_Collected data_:
## START

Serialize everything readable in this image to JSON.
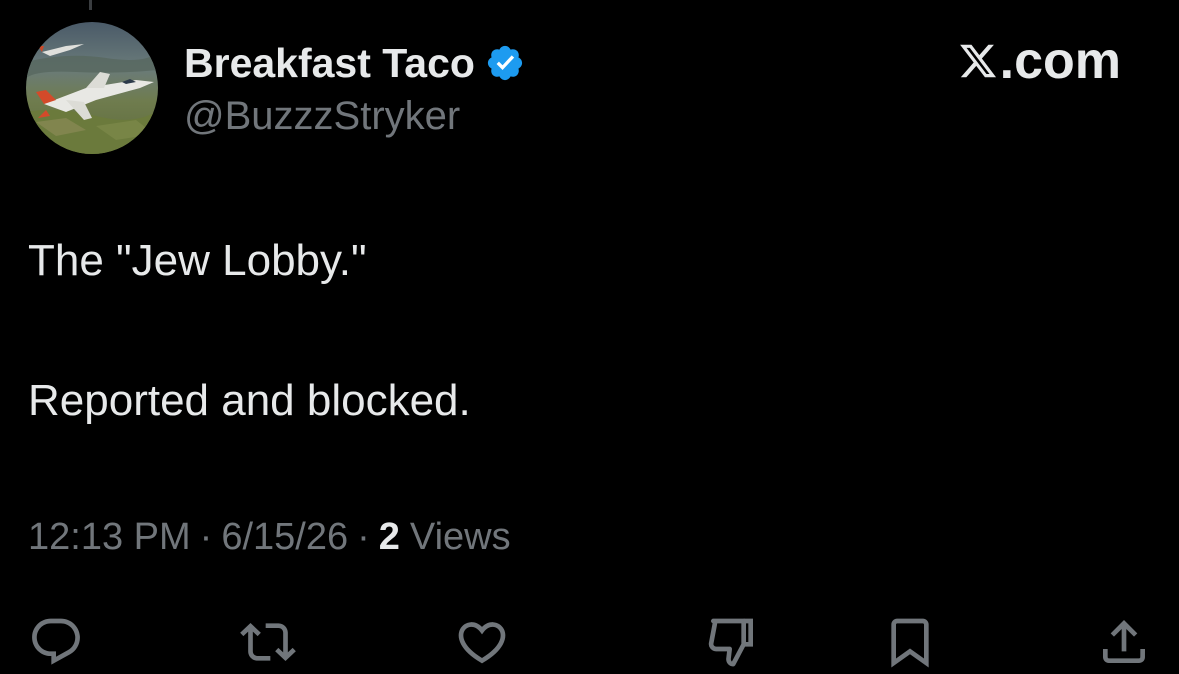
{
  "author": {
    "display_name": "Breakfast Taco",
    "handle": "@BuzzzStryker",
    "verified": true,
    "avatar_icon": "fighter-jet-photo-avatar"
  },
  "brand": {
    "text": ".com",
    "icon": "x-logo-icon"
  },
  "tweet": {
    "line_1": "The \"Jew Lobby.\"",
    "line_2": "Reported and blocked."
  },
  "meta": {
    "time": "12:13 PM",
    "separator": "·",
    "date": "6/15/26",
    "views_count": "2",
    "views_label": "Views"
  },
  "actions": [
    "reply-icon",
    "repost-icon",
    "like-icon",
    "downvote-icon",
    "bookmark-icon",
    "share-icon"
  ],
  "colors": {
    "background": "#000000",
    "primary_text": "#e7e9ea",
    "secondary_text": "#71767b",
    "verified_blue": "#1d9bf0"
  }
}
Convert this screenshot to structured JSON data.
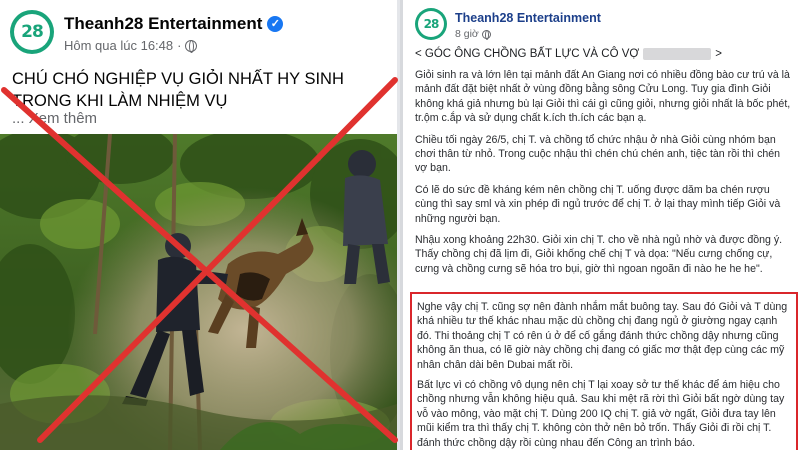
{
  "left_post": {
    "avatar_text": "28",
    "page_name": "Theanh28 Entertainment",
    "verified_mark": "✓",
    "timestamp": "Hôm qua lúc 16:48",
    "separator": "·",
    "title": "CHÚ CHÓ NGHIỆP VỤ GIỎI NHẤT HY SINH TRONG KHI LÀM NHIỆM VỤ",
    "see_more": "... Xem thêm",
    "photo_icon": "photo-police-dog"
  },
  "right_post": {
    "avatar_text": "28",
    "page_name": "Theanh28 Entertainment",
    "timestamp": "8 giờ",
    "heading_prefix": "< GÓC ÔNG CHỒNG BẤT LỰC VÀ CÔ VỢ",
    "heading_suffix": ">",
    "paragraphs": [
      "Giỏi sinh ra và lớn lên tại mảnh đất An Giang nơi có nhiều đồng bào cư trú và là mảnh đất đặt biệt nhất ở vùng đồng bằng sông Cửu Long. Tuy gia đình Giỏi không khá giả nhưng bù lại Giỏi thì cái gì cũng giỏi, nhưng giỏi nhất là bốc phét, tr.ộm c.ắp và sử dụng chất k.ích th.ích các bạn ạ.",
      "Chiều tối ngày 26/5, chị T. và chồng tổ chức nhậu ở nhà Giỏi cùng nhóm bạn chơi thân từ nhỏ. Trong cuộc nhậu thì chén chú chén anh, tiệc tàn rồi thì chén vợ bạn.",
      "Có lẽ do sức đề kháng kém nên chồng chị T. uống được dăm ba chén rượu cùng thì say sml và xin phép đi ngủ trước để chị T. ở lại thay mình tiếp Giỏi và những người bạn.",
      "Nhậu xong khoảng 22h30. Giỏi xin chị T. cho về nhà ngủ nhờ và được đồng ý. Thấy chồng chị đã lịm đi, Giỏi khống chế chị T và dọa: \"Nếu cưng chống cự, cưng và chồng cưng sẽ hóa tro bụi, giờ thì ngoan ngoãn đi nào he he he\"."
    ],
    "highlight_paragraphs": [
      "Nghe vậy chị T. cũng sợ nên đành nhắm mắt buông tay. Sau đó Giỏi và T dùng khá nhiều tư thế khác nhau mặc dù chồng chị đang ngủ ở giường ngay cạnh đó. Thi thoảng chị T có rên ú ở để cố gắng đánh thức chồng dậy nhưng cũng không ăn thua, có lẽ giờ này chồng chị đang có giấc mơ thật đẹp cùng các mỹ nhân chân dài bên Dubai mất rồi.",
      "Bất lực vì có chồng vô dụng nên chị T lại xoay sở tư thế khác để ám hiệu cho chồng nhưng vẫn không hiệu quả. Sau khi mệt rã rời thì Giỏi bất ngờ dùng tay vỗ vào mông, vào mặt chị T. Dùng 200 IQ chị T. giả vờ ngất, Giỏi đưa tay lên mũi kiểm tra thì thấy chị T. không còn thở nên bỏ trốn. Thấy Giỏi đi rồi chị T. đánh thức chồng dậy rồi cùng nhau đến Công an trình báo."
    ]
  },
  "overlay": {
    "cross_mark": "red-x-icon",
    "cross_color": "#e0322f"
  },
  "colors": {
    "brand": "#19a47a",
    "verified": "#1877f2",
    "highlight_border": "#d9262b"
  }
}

## END

_What to produce_: Write out the listing word for word, omitting the pictures it holds.

_Solution to this task_:
Serialize everything readable in this image to JSON.
{
  "author": {
    "display_name": "Breakfast Taco",
    "handle": "@BuzzzStryker",
    "verified": true,
    "avatar_icon": "fighter-jet-photo-avatar"
  },
  "brand": {
    "text": ".com",
    "icon": "x-logo-icon"
  },
  "tweet": {
    "line_1": "The \"Jew Lobby.\"",
    "line_2": "Reported and blocked."
  },
  "meta": {
    "time": "12:13 PM",
    "separator": "·",
    "date": "6/15/26",
    "views_count": "2",
    "views_label": "Views"
  },
  "actions": [
    "reply-icon",
    "repost-icon",
    "like-icon",
    "downvote-icon",
    "bookmark-icon",
    "share-icon"
  ],
  "colors": {
    "background": "#000000",
    "primary_text": "#e7e9ea",
    "secondary_text": "#71767b",
    "verified_blue": "#1d9bf0"
  }
}
Convert this screenshot to structured JSON data.
{
  "left_post": {
    "avatar_text": "28",
    "page_name": "Theanh28 Entertainment",
    "verified_mark": "✓",
    "timestamp": "Hôm qua lúc 16:48",
    "separator": "·",
    "title": "CHÚ CHÓ NGHIỆP VỤ GIỎI NHẤT HY SINH TRONG KHI LÀM NHIỆM VỤ",
    "see_more": "... Xem thêm",
    "photo_icon": "photo-police-dog"
  },
  "right_post": {
    "avatar_text": "28",
    "page_name": "Theanh28 Entertainment",
    "timestamp": "8 giờ",
    "heading_prefix": "< GÓC ÔNG CHỒNG BẤT LỰC VÀ CÔ VỢ",
    "heading_suffix": ">",
    "paragraphs": [
      "Giỏi sinh ra và lớn lên tại mảnh đất An Giang nơi có nhiều đồng bào cư trú và là mảnh đất đặt biệt nhất ở vùng đồng bằng sông Cửu Long. Tuy gia đình Giỏi không khá giả nhưng bù lại Giỏi thì cái gì cũng giỏi, nhưng giỏi nhất là bốc phét, tr.ộm c.ắp và sử dụng chất k.ích th.ích các bạn ạ.",
      "Chiều tối ngày 26/5, chị T. và chồng tổ chức nhậu ở nhà Giỏi cùng nhóm bạn chơi thân từ nhỏ. Trong cuộc nhậu thì chén chú chén anh, tiệc tàn rồi thì chén vợ bạn.",
      "Có lẽ do sức đề kháng kém nên chồng chị T. uống được dăm ba chén rượu cùng thì say sml và xin phép đi ngủ trước để chị T. ở lại thay mình tiếp Giỏi và những người bạn.",
      "Nhậu xong khoảng 22h30. Giỏi xin chị T. cho về nhà ngủ nhờ và được đồng ý. Thấy chồng chị đã lịm đi, Giỏi khống chế chị T và dọa: \"Nếu cưng chống cự, cưng và chồng cưng sẽ hóa tro bụi, giờ thì ngoan ngoãn đi nào he he he\"."
    ],
    "highlight_paragraphs": [
      "Nghe vậy chị T. cũng sợ nên đành nhắm mắt buông tay. Sau đó Giỏi và T dùng khá nhiều tư thế khác nhau mặc dù chồng chị đang ngủ ở giường ngay cạnh đó. Thi thoảng chị T có rên ú ở để cố gắng đánh thức chồng dậy nhưng cũng không ăn thua, có lẽ giờ này chồng chị đang có giấc mơ thật đẹp cùng các mỹ nhân chân dài bên Dubai mất rồi.",
      "Bất lực vì có chồng vô dụng nên chị T lại xoay sở tư thế khác để ám hiệu cho chồng nhưng vẫn không hiệu quả. Sau khi mệt rã rời thì Giỏi bất ngờ dùng tay vỗ vào mông, vào mặt chị T. Dùng 200 IQ chị T. giả vờ ngất, Giỏi đưa tay lên mũi kiểm tra thì thấy chị T. không còn thở nên bỏ trốn. Thấy Giỏi đi rồi chị T. đánh thức chồng dậy rồi cùng nhau đến Công an trình báo."
    ]
  },
  "overlay": {
    "cross_mark": "red-x-icon",
    "cross_color": "#e0322f"
  },
  "colors": {
    "brand": "#19a47a",
    "verified": "#1877f2",
    "highlight_border": "#d9262b"
  }
}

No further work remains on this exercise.